■ Task details: Pull out each line of the records holding the string "name".

### Supplied data

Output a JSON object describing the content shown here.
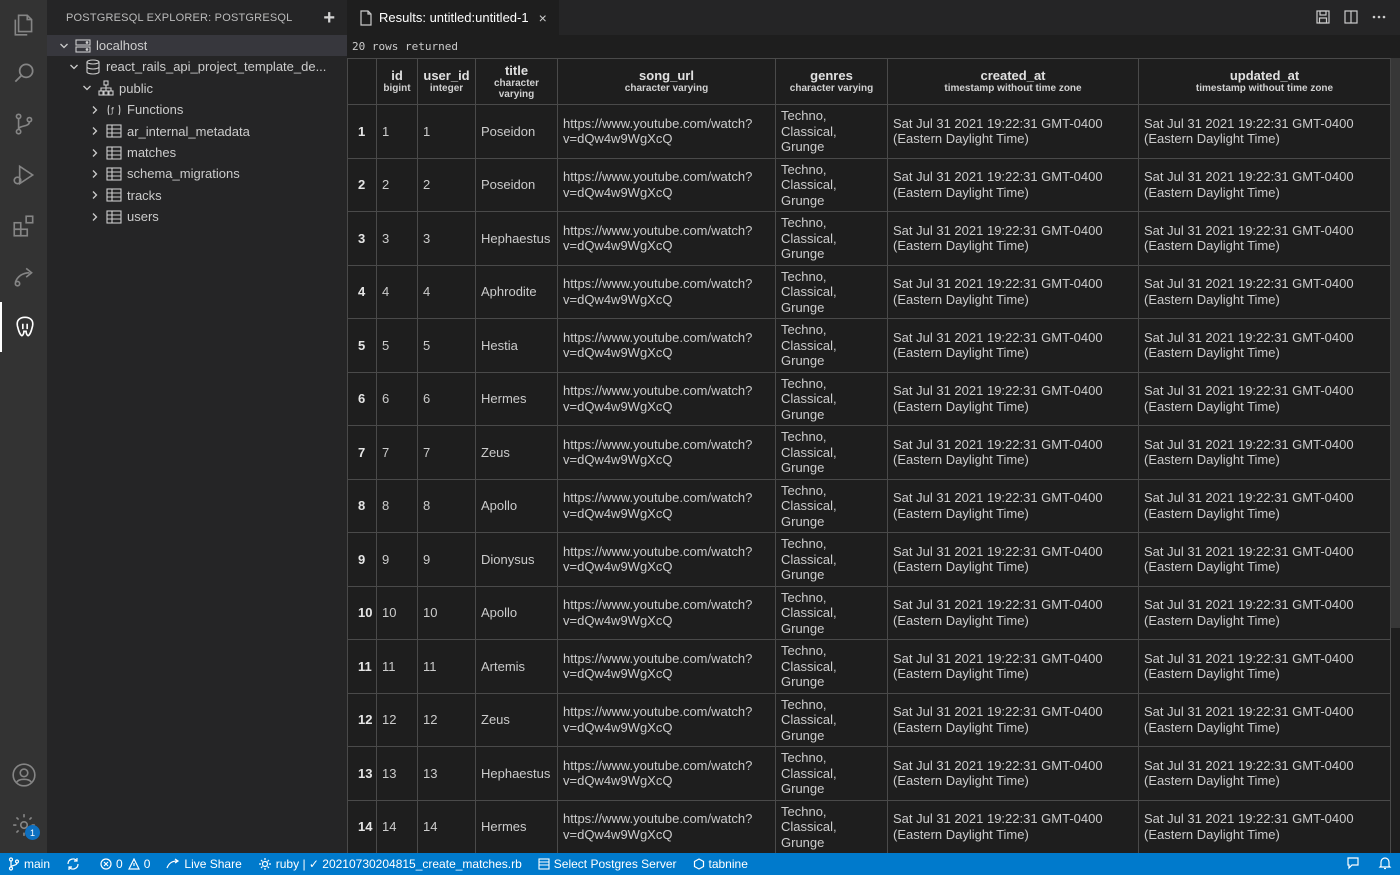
{
  "sidebar": {
    "title": "POSTGRESQL EXPLORER: POSTGRESQL",
    "add_icon": "plus-icon",
    "tree": [
      {
        "label": "localhost",
        "depth": 0,
        "expanded": true,
        "icon": "server-icon"
      },
      {
        "label": "react_rails_api_project_template_de...",
        "depth": 1,
        "expanded": true,
        "icon": "database-icon"
      },
      {
        "label": "public",
        "depth": 2,
        "expanded": true,
        "icon": "schema-icon"
      },
      {
        "label": "Functions",
        "depth": 3,
        "expanded": false,
        "icon": "functions-icon"
      },
      {
        "label": "ar_internal_metadata",
        "depth": 3,
        "expanded": false,
        "icon": "table-icon"
      },
      {
        "label": "matches",
        "depth": 3,
        "expanded": false,
        "icon": "table-icon"
      },
      {
        "label": "schema_migrations",
        "depth": 3,
        "expanded": false,
        "icon": "table-icon"
      },
      {
        "label": "tracks",
        "depth": 3,
        "expanded": false,
        "icon": "table-icon"
      },
      {
        "label": "users",
        "depth": 3,
        "expanded": false,
        "icon": "table-icon"
      }
    ]
  },
  "tab": {
    "label": "Results: untitled:untitled-1",
    "close": "×"
  },
  "results": {
    "summary": "20 rows returned",
    "columns": [
      {
        "name": "",
        "type": ""
      },
      {
        "name": "id",
        "type": "bigint"
      },
      {
        "name": "user_id",
        "type": "integer"
      },
      {
        "name": "title",
        "type": "character varying"
      },
      {
        "name": "song_url",
        "type": "character varying"
      },
      {
        "name": "genres",
        "type": "character varying"
      },
      {
        "name": "created_at",
        "type": "timestamp without time zone"
      },
      {
        "name": "updated_at",
        "type": "timestamp without time zone"
      }
    ],
    "rows": [
      {
        "n": "1",
        "id": "1",
        "user_id": "1",
        "title": "Poseidon",
        "song_url": "https://www.youtube.com/watch?\nv=dQw4w9WgXcQ",
        "genres": "Techno,\nClassical,\nGrunge",
        "created_at": "Sat Jul 31 2021 19:22:31 GMT-0400\n(Eastern Daylight Time)",
        "updated_at": "Sat Jul 31 2021 19:22:31 GMT-0400\n(Eastern Daylight Time)"
      },
      {
        "n": "2",
        "id": "2",
        "user_id": "2",
        "title": "Poseidon",
        "song_url": "https://www.youtube.com/watch?\nv=dQw4w9WgXcQ",
        "genres": "Techno,\nClassical,\nGrunge",
        "created_at": "Sat Jul 31 2021 19:22:31 GMT-0400\n(Eastern Daylight Time)",
        "updated_at": "Sat Jul 31 2021 19:22:31 GMT-0400\n(Eastern Daylight Time)"
      },
      {
        "n": "3",
        "id": "3",
        "user_id": "3",
        "title": "Hephaestus",
        "song_url": "https://www.youtube.com/watch?\nv=dQw4w9WgXcQ",
        "genres": "Techno,\nClassical,\nGrunge",
        "created_at": "Sat Jul 31 2021 19:22:31 GMT-0400\n(Eastern Daylight Time)",
        "updated_at": "Sat Jul 31 2021 19:22:31 GMT-0400\n(Eastern Daylight Time)"
      },
      {
        "n": "4",
        "id": "4",
        "user_id": "4",
        "title": "Aphrodite",
        "song_url": "https://www.youtube.com/watch?\nv=dQw4w9WgXcQ",
        "genres": "Techno,\nClassical,\nGrunge",
        "created_at": "Sat Jul 31 2021 19:22:31 GMT-0400\n(Eastern Daylight Time)",
        "updated_at": "Sat Jul 31 2021 19:22:31 GMT-0400\n(Eastern Daylight Time)"
      },
      {
        "n": "5",
        "id": "5",
        "user_id": "5",
        "title": "Hestia",
        "song_url": "https://www.youtube.com/watch?\nv=dQw4w9WgXcQ",
        "genres": "Techno,\nClassical,\nGrunge",
        "created_at": "Sat Jul 31 2021 19:22:31 GMT-0400\n(Eastern Daylight Time)",
        "updated_at": "Sat Jul 31 2021 19:22:31 GMT-0400\n(Eastern Daylight Time)"
      },
      {
        "n": "6",
        "id": "6",
        "user_id": "6",
        "title": "Hermes",
        "song_url": "https://www.youtube.com/watch?\nv=dQw4w9WgXcQ",
        "genres": "Techno,\nClassical,\nGrunge",
        "created_at": "Sat Jul 31 2021 19:22:31 GMT-0400\n(Eastern Daylight Time)",
        "updated_at": "Sat Jul 31 2021 19:22:31 GMT-0400\n(Eastern Daylight Time)"
      },
      {
        "n": "7",
        "id": "7",
        "user_id": "7",
        "title": "Zeus",
        "song_url": "https://www.youtube.com/watch?\nv=dQw4w9WgXcQ",
        "genres": "Techno,\nClassical,\nGrunge",
        "created_at": "Sat Jul 31 2021 19:22:31 GMT-0400\n(Eastern Daylight Time)",
        "updated_at": "Sat Jul 31 2021 19:22:31 GMT-0400\n(Eastern Daylight Time)"
      },
      {
        "n": "8",
        "id": "8",
        "user_id": "8",
        "title": "Apollo",
        "song_url": "https://www.youtube.com/watch?\nv=dQw4w9WgXcQ",
        "genres": "Techno,\nClassical,\nGrunge",
        "created_at": "Sat Jul 31 2021 19:22:31 GMT-0400\n(Eastern Daylight Time)",
        "updated_at": "Sat Jul 31 2021 19:22:31 GMT-0400\n(Eastern Daylight Time)"
      },
      {
        "n": "9",
        "id": "9",
        "user_id": "9",
        "title": "Dionysus",
        "song_url": "https://www.youtube.com/watch?\nv=dQw4w9WgXcQ",
        "genres": "Techno,\nClassical,\nGrunge",
        "created_at": "Sat Jul 31 2021 19:22:31 GMT-0400\n(Eastern Daylight Time)",
        "updated_at": "Sat Jul 31 2021 19:22:31 GMT-0400\n(Eastern Daylight Time)"
      },
      {
        "n": "10",
        "id": "10",
        "user_id": "10",
        "title": "Apollo",
        "song_url": "https://www.youtube.com/watch?\nv=dQw4w9WgXcQ",
        "genres": "Techno,\nClassical,\nGrunge",
        "created_at": "Sat Jul 31 2021 19:22:31 GMT-0400\n(Eastern Daylight Time)",
        "updated_at": "Sat Jul 31 2021 19:22:31 GMT-0400\n(Eastern Daylight Time)"
      },
      {
        "n": "11",
        "id": "11",
        "user_id": "11",
        "title": "Artemis",
        "song_url": "https://www.youtube.com/watch?\nv=dQw4w9WgXcQ",
        "genres": "Techno,\nClassical,\nGrunge",
        "created_at": "Sat Jul 31 2021 19:22:31 GMT-0400\n(Eastern Daylight Time)",
        "updated_at": "Sat Jul 31 2021 19:22:31 GMT-0400\n(Eastern Daylight Time)"
      },
      {
        "n": "12",
        "id": "12",
        "user_id": "12",
        "title": "Zeus",
        "song_url": "https://www.youtube.com/watch?\nv=dQw4w9WgXcQ",
        "genres": "Techno,\nClassical,\nGrunge",
        "created_at": "Sat Jul 31 2021 19:22:31 GMT-0400\n(Eastern Daylight Time)",
        "updated_at": "Sat Jul 31 2021 19:22:31 GMT-0400\n(Eastern Daylight Time)"
      },
      {
        "n": "13",
        "id": "13",
        "user_id": "13",
        "title": "Hephaestus",
        "song_url": "https://www.youtube.com/watch?\nv=dQw4w9WgXcQ",
        "genres": "Techno,\nClassical,\nGrunge",
        "created_at": "Sat Jul 31 2021 19:22:31 GMT-0400\n(Eastern Daylight Time)",
        "updated_at": "Sat Jul 31 2021 19:22:31 GMT-0400\n(Eastern Daylight Time)"
      },
      {
        "n": "14",
        "id": "14",
        "user_id": "14",
        "title": "Hermes",
        "song_url": "https://www.youtube.com/watch?\nv=dQw4w9WgXcQ",
        "genres": "Techno,\nClassical,\nGrunge",
        "created_at": "Sat Jul 31 2021 19:22:31 GMT-0400\n(Eastern Daylight Time)",
        "updated_at": "Sat Jul 31 2021 19:22:31 GMT-0400\n(Eastern Daylight Time)"
      }
    ]
  },
  "statusbar": {
    "branch": "main",
    "errors": "0",
    "warnings": "0",
    "live_share": "Live Share",
    "ruby": "ruby | ✓ 20210730204815_create_matches.rb",
    "postgres": "Select Postgres Server",
    "tabnine": "tabnine"
  },
  "activity_bar": {
    "items": [
      "explorer-icon",
      "search-icon",
      "source-control-icon",
      "run-debug-icon",
      "extensions-icon",
      "live-share-icon",
      "postgresql-icon"
    ],
    "bottom": [
      "account-icon",
      "settings-gear-icon"
    ],
    "settings_badge": "1"
  },
  "colors": {
    "statusbar": "#007acc",
    "sidebar": "#252526",
    "editor": "#1e1e1e",
    "activity_bar": "#333333"
  }
}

######

■ Written solution:
        "name": "",
        "name": "id",
        "name": "user_id",
        "name": "title",
        "name": "song_url",
        "name": "genres",
        "name": "created_at",
        "name": "updated_at",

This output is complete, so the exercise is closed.